** Begin Exercise input **
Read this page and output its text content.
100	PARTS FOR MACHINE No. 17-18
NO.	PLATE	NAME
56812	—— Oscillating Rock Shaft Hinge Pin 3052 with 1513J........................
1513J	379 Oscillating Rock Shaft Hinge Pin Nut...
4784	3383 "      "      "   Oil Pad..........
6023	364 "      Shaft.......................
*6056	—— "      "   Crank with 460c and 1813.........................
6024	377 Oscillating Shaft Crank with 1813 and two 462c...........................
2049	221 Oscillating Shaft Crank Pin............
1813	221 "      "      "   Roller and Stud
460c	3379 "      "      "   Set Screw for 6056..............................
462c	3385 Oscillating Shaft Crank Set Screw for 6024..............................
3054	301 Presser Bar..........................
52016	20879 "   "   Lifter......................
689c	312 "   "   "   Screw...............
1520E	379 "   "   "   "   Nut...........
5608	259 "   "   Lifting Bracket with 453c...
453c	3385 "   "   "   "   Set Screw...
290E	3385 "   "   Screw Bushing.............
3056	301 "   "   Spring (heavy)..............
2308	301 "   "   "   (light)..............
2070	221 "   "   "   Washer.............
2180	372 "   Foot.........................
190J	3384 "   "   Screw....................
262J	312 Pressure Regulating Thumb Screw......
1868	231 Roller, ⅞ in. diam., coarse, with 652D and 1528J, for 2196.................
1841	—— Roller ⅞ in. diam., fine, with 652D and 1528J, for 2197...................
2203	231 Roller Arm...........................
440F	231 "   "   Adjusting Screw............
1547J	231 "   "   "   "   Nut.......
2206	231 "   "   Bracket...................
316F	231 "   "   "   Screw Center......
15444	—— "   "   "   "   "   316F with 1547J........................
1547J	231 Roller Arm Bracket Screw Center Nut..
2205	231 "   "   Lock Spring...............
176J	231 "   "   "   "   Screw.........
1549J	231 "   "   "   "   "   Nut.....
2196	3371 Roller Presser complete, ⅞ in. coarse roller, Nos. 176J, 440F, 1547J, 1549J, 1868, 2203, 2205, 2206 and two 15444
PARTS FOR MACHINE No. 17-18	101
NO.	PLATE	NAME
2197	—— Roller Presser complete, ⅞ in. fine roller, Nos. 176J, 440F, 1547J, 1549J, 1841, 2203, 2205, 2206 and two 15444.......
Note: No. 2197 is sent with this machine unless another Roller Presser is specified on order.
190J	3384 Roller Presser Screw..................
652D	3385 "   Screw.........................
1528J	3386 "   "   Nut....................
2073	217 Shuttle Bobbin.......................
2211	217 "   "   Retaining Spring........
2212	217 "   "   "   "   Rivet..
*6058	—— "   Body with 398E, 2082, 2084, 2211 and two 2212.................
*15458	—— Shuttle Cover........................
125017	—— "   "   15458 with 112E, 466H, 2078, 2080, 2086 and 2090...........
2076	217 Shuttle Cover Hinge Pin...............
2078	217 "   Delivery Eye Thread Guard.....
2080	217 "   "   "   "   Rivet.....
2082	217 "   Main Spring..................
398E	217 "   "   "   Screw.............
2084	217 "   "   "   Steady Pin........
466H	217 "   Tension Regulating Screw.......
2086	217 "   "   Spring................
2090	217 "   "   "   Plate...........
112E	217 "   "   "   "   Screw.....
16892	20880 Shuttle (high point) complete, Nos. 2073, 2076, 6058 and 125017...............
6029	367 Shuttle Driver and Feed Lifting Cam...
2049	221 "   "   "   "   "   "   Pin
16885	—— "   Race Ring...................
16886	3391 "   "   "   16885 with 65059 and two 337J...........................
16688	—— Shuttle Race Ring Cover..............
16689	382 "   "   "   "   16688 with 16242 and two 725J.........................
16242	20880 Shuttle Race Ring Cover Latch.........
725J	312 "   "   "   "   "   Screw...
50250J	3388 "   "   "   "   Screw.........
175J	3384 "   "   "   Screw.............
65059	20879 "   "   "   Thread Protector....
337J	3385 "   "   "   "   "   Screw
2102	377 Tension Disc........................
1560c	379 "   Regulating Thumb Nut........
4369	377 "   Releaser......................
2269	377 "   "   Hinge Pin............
** End Exercise input **
Give back all the data exactly as written.

In response
Read this page and output its text content.
100	PARTS FOR MACHINE No. 17-18
NO.	PLATE	NAME
56812	—— Oscillating Rock Shaft Hinge Pin 3052 with 1513J........................
1513J	379 Oscillating Rock Shaft Hinge Pin Nut...
4784	3383 "      "      "   Oil Pad..........
6023	364 "      Shaft.......................
*6056	—— "      "   Crank with 460c and 1813.........................
6024	377 Oscillating Shaft Crank with 1813 and two 462c...........................
2049	221 Oscillating Shaft Crank Pin............
1813	221 "      "      "   Roller and Stud
460c	3379 "      "      "   Set Screw for 6056..............................
462c	3385 Oscillating Shaft Crank Set Screw for 6024..............................
3054	301 Presser Bar..........................
52016	20879 "   "   Lifter......................
689c	312 "   "   "   Screw...............
1520E	379 "   "   "   "   Nut...........
5608	259 "   "   Lifting Bracket with 453c...
453c	3385 "   "   "   "   Set Screw...
290E	3385 "   "   Screw Bushing.............
3056	301 "   "   Spring (heavy)..............
2308	301 "   "   "   (light)..............
2070	221 "   "   "   Washer.............
2180	372 "   Foot.........................
190J	3384 "   "   Screw....................
262J	312 Pressure Regulating Thumb Screw......
1868	231 Roller, ⅞ in. diam., coarse, with 652D and 1528J, for 2196.................
1841	—— Roller ⅞ in. diam., fine, with 652D and 1528J, for 2197...................
2203	231 Roller Arm...........................
440F	231 "   "   Adjusting Screw............
1547J	231 "   "   "   "   Nut.......
2206	231 "   "   Bracket...................
316F	231 "   "   "   Screw Center......
15444	—— "   "   "   "   "   316F with 1547J........................
1547J	231 Roller Arm Bracket Screw Center Nut..
2205	231 "   "   Lock Spring...............
176J	231 "   "   "   "   Screw.........
1549J	231 "   "   "   "   "   Nut.....
2196	3371 Roller Presser complete, ⅞ in. coarse roller, Nos. 176J, 440F, 1547J, 1549J, 1868, 2203, 2205, 2206 and two 15444
PARTS FOR MACHINE No. 17-18	101
NO.	PLATE	NAME
2197	—— Roller Presser complete, ⅞ in. fine roller, Nos. 176J, 440F, 1547J, 1549J, 1841, 2203, 2205, 2206 and two 15444.......
Note: No. 2197 is sent with this machine unless another Roller Presser is specified on order.
190J	3384 Roller Presser Screw..................
652D	3385 "   Screw.........................
1528J	3386 "   "   Nut....................
2073	217 Shuttle Bobbin.......................
2211	217 "   "   Retaining Spring........
2212	217 "   "   "   "   Rivet..
*6058	—— "   Body with 398E, 2082, 2084, 2211 and two 2212.................
*15458	—— Shuttle Cover........................
125017	—— "   "   15458 with 112E, 466H, 2078, 2080, 2086 and 2090...........
2076	217 Shuttle Cover Hinge Pin...............
2078	217 "   Delivery Eye Thread Guard.....
2080	217 "   "   "   "   Rivet.....
2082	217 "   Main Spring..................
398E	217 "   "   "   Screw.............
2084	217 "   "   "   Steady Pin........
466H	217 "   Tension Regulating Screw.......
2086	217 "   "   Spring................
2090	217 "   "   "   Plate...........
112E	217 "   "   "   "   Screw.....
16892	20880 Shuttle (high point) complete, Nos. 2073, 2076, 6058 and 125017...............
6029	367 Shuttle Driver and Feed Lifting Cam...
2049	221 "   "   "   "   "   "   Pin
16885	—— "   Race Ring...................
16886	3391 "   "   "   16885 with 65059 and two 337J...........................
16688	—— Shuttle Race Ring Cover..............
16689	382 "   "   "   "   16688 with 16242 and two 725J.........................
16242	20880 Shuttle Race Ring Cover Latch.........
725J	312 "   "   "   "   "   Screw...
50250J	3388 "   "   "   "   Screw.........
175J	3384 "   "   "   Screw.............
65059	20879 "   "   "   Thread Protector....
337J	3385 "   "   "   "   "   Screw
2102	377 Tension Disc........................
1560c	379 "   Regulating Thumb Nut........
4369	377 "   Releaser......................
2269	377 "   "   Hinge Pin............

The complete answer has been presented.